● What you are asked to do
Say how many lines include "name", with no words around the number.

● Records supplied
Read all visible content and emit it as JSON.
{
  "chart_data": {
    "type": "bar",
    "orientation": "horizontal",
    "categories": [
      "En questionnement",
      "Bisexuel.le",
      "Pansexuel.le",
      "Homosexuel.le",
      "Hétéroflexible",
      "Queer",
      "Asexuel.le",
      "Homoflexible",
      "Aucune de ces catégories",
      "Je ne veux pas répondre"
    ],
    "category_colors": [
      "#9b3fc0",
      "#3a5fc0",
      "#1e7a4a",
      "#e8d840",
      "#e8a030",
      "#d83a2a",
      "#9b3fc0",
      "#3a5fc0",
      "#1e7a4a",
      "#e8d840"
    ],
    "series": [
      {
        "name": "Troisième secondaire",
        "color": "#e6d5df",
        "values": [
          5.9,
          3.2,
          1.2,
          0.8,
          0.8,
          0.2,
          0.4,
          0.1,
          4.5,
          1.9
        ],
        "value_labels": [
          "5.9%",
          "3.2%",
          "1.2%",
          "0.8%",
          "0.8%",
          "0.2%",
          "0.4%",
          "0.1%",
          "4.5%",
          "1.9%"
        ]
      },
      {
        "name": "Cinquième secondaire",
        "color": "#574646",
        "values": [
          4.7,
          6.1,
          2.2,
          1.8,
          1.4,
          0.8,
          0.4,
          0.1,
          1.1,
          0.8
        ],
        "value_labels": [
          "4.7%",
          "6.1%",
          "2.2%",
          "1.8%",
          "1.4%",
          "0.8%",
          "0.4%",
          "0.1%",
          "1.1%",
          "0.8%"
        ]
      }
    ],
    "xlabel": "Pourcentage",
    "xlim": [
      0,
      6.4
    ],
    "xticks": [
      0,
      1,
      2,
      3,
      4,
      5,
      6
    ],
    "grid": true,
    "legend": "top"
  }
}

● Result of the exercise
2